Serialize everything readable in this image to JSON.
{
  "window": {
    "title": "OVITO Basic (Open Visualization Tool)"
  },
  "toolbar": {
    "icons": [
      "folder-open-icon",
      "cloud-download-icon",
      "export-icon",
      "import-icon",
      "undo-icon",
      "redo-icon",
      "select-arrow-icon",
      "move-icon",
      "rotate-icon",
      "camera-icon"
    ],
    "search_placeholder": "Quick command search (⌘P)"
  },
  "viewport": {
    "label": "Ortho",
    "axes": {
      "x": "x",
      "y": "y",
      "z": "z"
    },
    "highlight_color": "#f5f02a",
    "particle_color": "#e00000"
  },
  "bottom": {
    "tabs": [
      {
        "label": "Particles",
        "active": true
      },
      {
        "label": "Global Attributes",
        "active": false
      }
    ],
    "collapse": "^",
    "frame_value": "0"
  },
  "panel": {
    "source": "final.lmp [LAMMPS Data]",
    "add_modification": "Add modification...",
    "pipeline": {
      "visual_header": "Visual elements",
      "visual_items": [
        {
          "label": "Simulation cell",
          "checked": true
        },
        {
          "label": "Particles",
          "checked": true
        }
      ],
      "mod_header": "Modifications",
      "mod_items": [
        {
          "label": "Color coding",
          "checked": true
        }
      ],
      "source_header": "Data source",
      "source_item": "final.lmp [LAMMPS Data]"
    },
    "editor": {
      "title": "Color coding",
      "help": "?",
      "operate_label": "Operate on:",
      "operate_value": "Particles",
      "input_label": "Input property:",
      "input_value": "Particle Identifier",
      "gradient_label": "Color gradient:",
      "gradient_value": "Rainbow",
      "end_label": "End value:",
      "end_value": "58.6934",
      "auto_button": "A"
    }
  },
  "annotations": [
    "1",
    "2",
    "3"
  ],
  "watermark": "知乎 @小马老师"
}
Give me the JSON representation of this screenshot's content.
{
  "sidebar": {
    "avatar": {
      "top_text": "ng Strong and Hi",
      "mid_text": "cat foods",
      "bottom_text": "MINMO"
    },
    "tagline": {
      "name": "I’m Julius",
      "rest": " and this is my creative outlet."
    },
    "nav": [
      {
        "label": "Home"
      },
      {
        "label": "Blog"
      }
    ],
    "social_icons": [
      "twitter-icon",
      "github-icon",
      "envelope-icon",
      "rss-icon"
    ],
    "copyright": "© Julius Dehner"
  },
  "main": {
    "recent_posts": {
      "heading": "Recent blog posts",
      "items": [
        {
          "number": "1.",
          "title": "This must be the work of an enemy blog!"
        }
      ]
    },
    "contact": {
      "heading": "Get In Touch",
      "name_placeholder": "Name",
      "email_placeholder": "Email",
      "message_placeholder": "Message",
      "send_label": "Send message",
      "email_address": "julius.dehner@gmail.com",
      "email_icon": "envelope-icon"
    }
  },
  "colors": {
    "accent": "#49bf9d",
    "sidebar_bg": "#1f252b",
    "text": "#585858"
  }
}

+===+

• _Exercise task_: Quote each line of the data above exactly as written.

• _Answer to this task_:
Serialize everything readable in this image to JSON.
{
  "window": {
    "title": "OVITO Basic (Open Visualization Tool)"
  },
  "toolbar": {
    "icons": [
      "folder-open-icon",
      "cloud-download-icon",
      "export-icon",
      "import-icon",
      "undo-icon",
      "redo-icon",
      "select-arrow-icon",
      "move-icon",
      "rotate-icon",
      "camera-icon"
    ],
    "search_placeholder": "Quick command search (⌘P)"
  },
  "viewport": {
    "label": "Ortho",
    "axes": {
      "x": "x",
      "y": "y",
      "z": "z"
    },
    "highlight_color": "#f5f02a",
    "particle_color": "#e00000"
  },
  "bottom": {
    "tabs": [
      {
        "label": "Particles",
        "active": true
      },
      {
        "label": "Global Attributes",
        "active": false
      }
    ],
    "collapse": "^",
    "frame_value": "0"
  },
  "panel": {
    "source": "final.lmp [LAMMPS Data]",
    "add_modification": "Add modification...",
    "pipeline": {
      "visual_header": "Visual elements",
      "visual_items": [
        {
          "label": "Simulation cell",
          "checked": true
        },
        {
          "label": "Particles",
          "checked": true
        }
      ],
      "mod_header": "Modifications",
      "mod_items": [
        {
          "label": "Color coding",
          "checked": true
        }
      ],
      "source_header": "Data source",
      "source_item": "final.lmp [LAMMPS Data]"
    },
    "editor": {
      "title": "Color coding",
      "help": "?",
      "operate_label": "Operate on:",
      "operate_value": "Particles",
      "input_label": "Input property:",
      "input_value": "Particle Identifier",
      "gradient_label": "Color gradient:",
      "gradient_value": "Rainbow",
      "end_label": "End value:",
      "end_value": "58.6934",
      "auto_button": "A"
    }
  },
  "annotations": [
    "1",
    "2",
    "3"
  ],
  "watermark": "知乎 @小马老师"
}
Give me the JSON representation of this screenshot's content.
{
  "sidebar": {
    "avatar": {
      "top_text": "ng Strong and Hi",
      "mid_text": "cat foods",
      "bottom_text": "MINMO"
    },
    "tagline": {
      "name": "I’m Julius",
      "rest": " and this is my creative outlet."
    },
    "nav": [
      {
        "label": "Home"
      },
      {
        "label": "Blog"
      }
    ],
    "social_icons": [
      "twitter-icon",
      "github-icon",
      "envelope-icon",
      "rss-icon"
    ],
    "copyright": "© Julius Dehner"
  },
  "main": {
    "recent_posts": {
      "heading": "Recent blog posts",
      "items": [
        {
          "number": "1.",
          "title": "This must be the work of an enemy blog!"
        }
      ]
    },
    "contact": {
      "heading": "Get In Touch",
      "name_placeholder": "Name",
      "email_placeholder": "Email",
      "message_placeholder": "Message",
      "send_label": "Send message",
      "email_address": "julius.dehner@gmail.com",
      "email_icon": "envelope-icon"
    }
  },
  "colors": {
    "accent": "#49bf9d",
    "sidebar_bg": "#1f252b",
    "text": "#585858"
  }
}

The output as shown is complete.